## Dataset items

__________

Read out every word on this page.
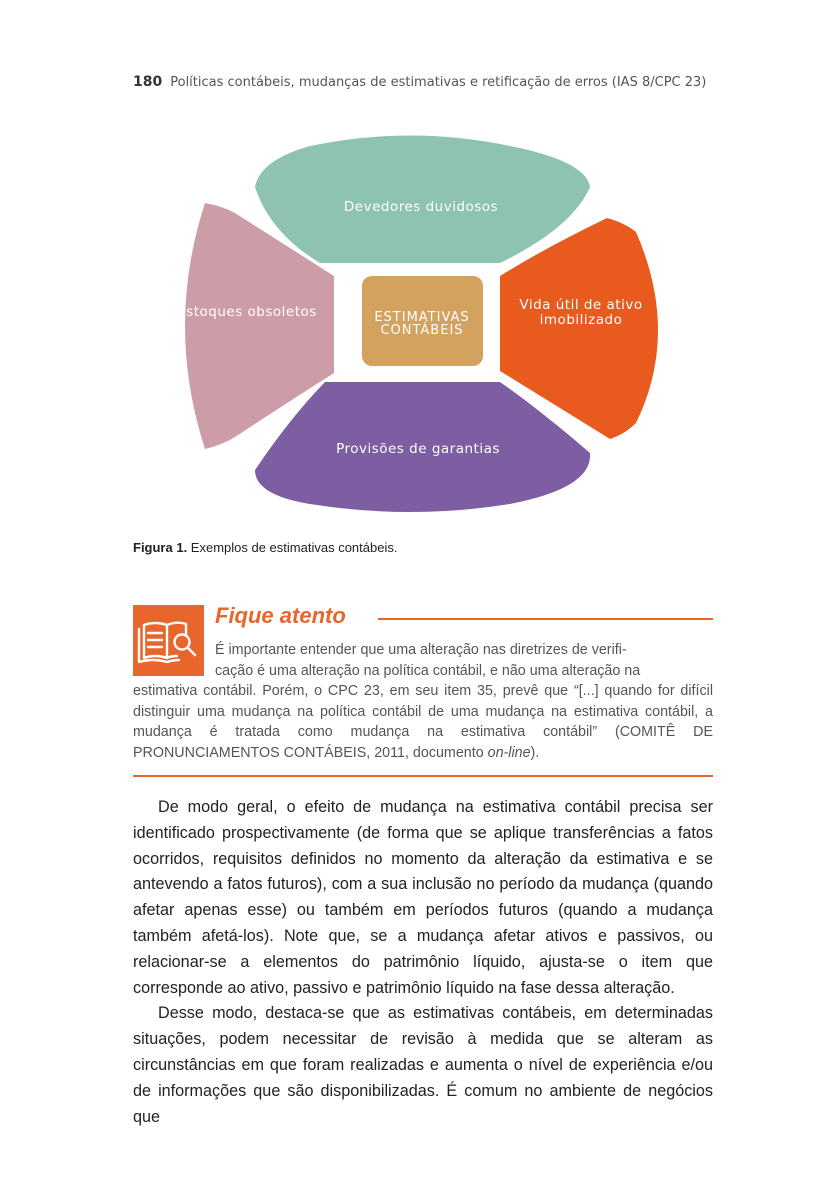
180 Políticas contábeis, mudanças de estimativas e retificação de erros (IAS 8/CPC 23)
Devedores duvidosos
Estoques obsoletos	Vida útil de ativo
imobilizado
Provisões de garantias
ESTIMATIVAS
CONTÁBEIS
Figura 1. Exemplos de estimativas contábeis.
Fique atento

É importante entender que uma alteração nas diretrizes de verifi-

cação é uma alteração na política contábil, e não uma alteração na

estimativa contábil. Porém, o CPC 23, em seu item 35, prevê que “[...] quando for difícil distinguir uma mudança na política contábil de uma mudança na estimativa contábil, a mudança é tratada como mudança na estimativa contábil” (COMITÊ DE PRONUNCIAMENTOS CONTÁBEIS, 2011, documento on-line).

De modo geral, o efeito de mudança na estimativa contábil precisa ser identificado prospectivamente (de forma que se aplique transferências a fatos ocorridos, requisitos definidos no momento da alteração da estimativa e se antevendo a fatos futuros), com a sua inclusão no período da mudança (quando afetar apenas esse) ou também em períodos futuros (quando a mudança também afetá-los). Note que, se a mudança afetar ativos e passivos, ou relacionar-se a elementos do patrimônio líquido, ajusta-se o item que corresponde ao ativo, passivo e patrimônio líquido na fase dessa alteração.

Desse modo, destaca-se que as estimativas contábeis, em determinadas situações, podem necessitar de revisão à medida que se alteram as circunstâncias em que foram realizadas e aumenta o nível de experiência e/ou de informações que são disponibilizadas. É comum no ambiente de negócios que
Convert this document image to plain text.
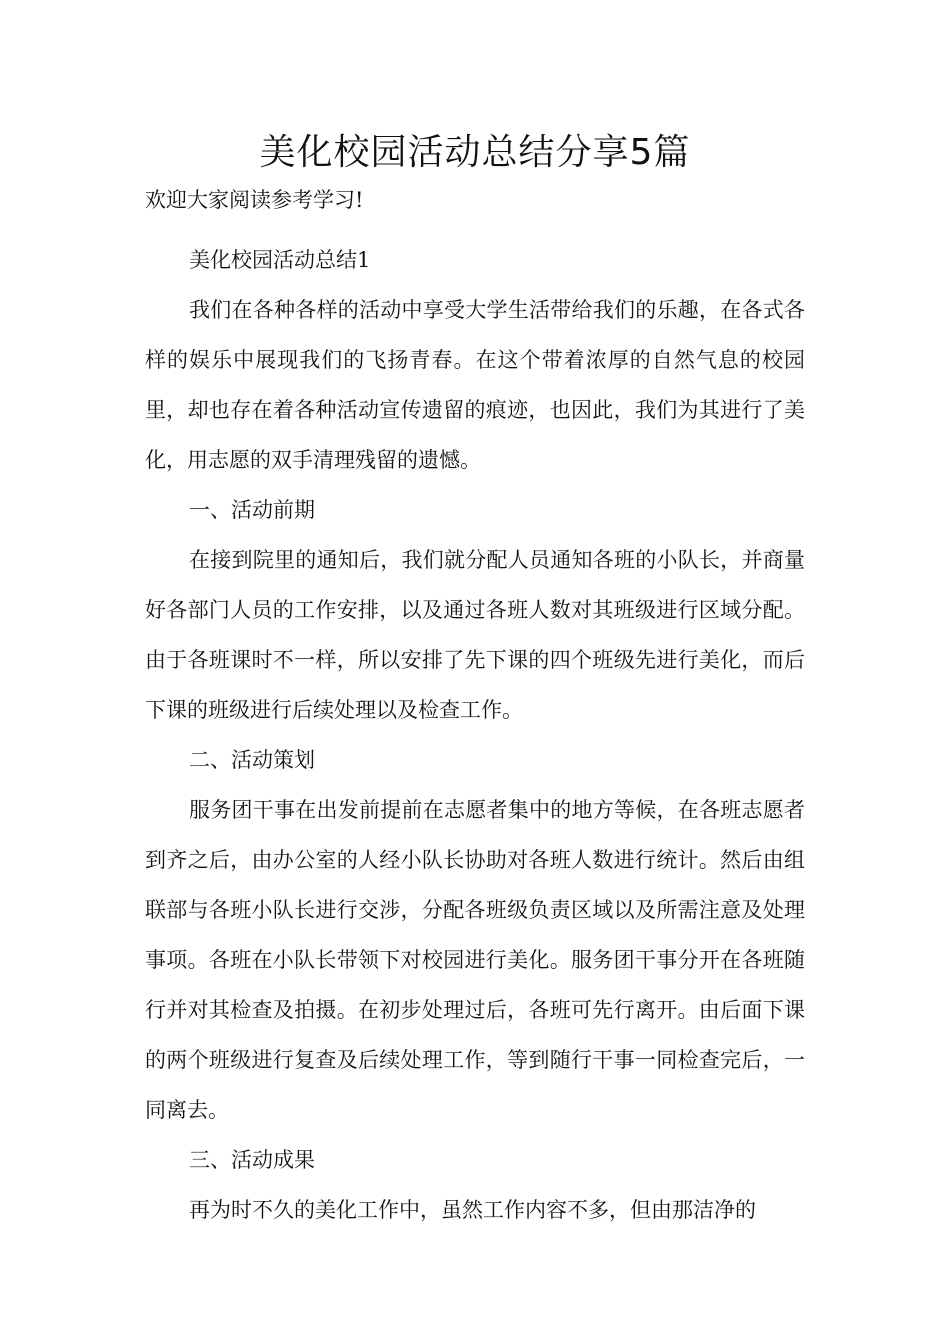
美化校园活动总结分享5篇

欢迎大家阅读参考学习!

美化校园活动总结1

我们在各种各样的活动中享受大学生活带给我们的乐趣，在各式各样的娱乐中展现我们的飞扬青春。在这个带着浓厚的自然气息的校园里，却也存在着各种活动宣传遗留的痕迹，也因此，我们为其进行了美化，用志愿的双手清理残留的遗憾。

一、活动前期

在接到院里的通知后，我们就分配人员通知各班的小队长，并商量好各部门人员的工作安排，以及通过各班人数对其班级进行区域分配。由于各班课时不一样，所以安排了先下课的四个班级先进行美化，而后下课的班级进行后续处理以及检查工作。

二、活动策划

服务团干事在出发前提前在志愿者集中的地方等候，在各班志愿者到齐之后，由办公室的人经小队长协助对各班人数进行统计。然后由组联部与各班小队长进行交涉，分配各班级负责区域以及所需注意及处理事项。各班在小队长带领下对校园进行美化。服务团干事分开在各班随行并对其检查及拍摄。在初步处理过后，各班可先行离开。由后面下课的两个班级进行复查及后续处理工作，等到随行干事一同检查完后，一同离去。

三、活动成果

再为时不久的美化工作中，虽然工作内容不多，但由那洁净的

__________

## REQUIREMENT
Leaving out the pictures, repeat the data above exactly.

## REPLY TO THE EXERCISE
Read out every word on this page.
180 Políticas contábeis, mudanças de estimativas e retificação de erros (IAS 8/CPC 23)
Devedores duvidosos
Estoques obsoletos	Vida útil de ativo
imobilizado
Provisões de garantias
ESTIMATIVAS
CONTÁBEIS
Figura 1. Exemplos de estimativas contábeis.
Fique atento

É importante entender que uma alteração nas diretrizes de verifi-

cação é uma alteração na política contábil, e não uma alteração na

estimativa contábil. Porém, o CPC 23, em seu item 35, prevê que “[...] quando for difícil distinguir uma mudança na política contábil de uma mudança na estimativa contábil, a mudança é tratada como mudança na estimativa contábil” (COMITÊ DE PRONUNCIAMENTOS CONTÁBEIS, 2011, documento on-line).

De modo geral, o efeito de mudança na estimativa contábil precisa ser identificado prospectivamente (de forma que se aplique transferências a fatos ocorridos, requisitos definidos no momento da alteração da estimativa e se antevendo a fatos futuros), com a sua inclusão no período da mudança (quando afetar apenas esse) ou também em períodos futuros (quando a mudança também afetá-los). Note que, se a mudança afetar ativos e passivos, ou relacionar-se a elementos do patrimônio líquido, ajusta-se o item que corresponde ao ativo, passivo e patrimônio líquido na fase dessa alteração.

Desse modo, destaca-se que as estimativas contábeis, em determinadas situações, podem necessitar de revisão à medida que se alteram as circunstâncias em que foram realizadas e aumenta o nível de experiência e/ou de informações que são disponibilizadas. É comum no ambiente de negócios que
Convert this document image to plain text.
美化校园活动总结分享5篇

欢迎大家阅读参考学习!

美化校园活动总结1

我们在各种各样的活动中享受大学生活带给我们的乐趣，在各式各样的娱乐中展现我们的飞扬青春。在这个带着浓厚的自然气息的校园里，却也存在着各种活动宣传遗留的痕迹，也因此，我们为其进行了美化，用志愿的双手清理残留的遗憾。

一、活动前期

在接到院里的通知后，我们就分配人员通知各班的小队长，并商量好各部门人员的工作安排，以及通过各班人数对其班级进行区域分配。由于各班课时不一样，所以安排了先下课的四个班级先进行美化，而后下课的班级进行后续处理以及检查工作。

二、活动策划

服务团干事在出发前提前在志愿者集中的地方等候，在各班志愿者到齐之后，由办公室的人经小队长协助对各班人数进行统计。然后由组联部与各班小队长进行交涉，分配各班级负责区域以及所需注意及处理事项。各班在小队长带领下对校园进行美化。服务团干事分开在各班随行并对其检查及拍摄。在初步处理过后，各班可先行离开。由后面下课的两个班级进行复查及后续处理工作，等到随行干事一同检查完后，一同离去。

三、活动成果

再为时不久的美化工作中，虽然工作内容不多，但由那洁净的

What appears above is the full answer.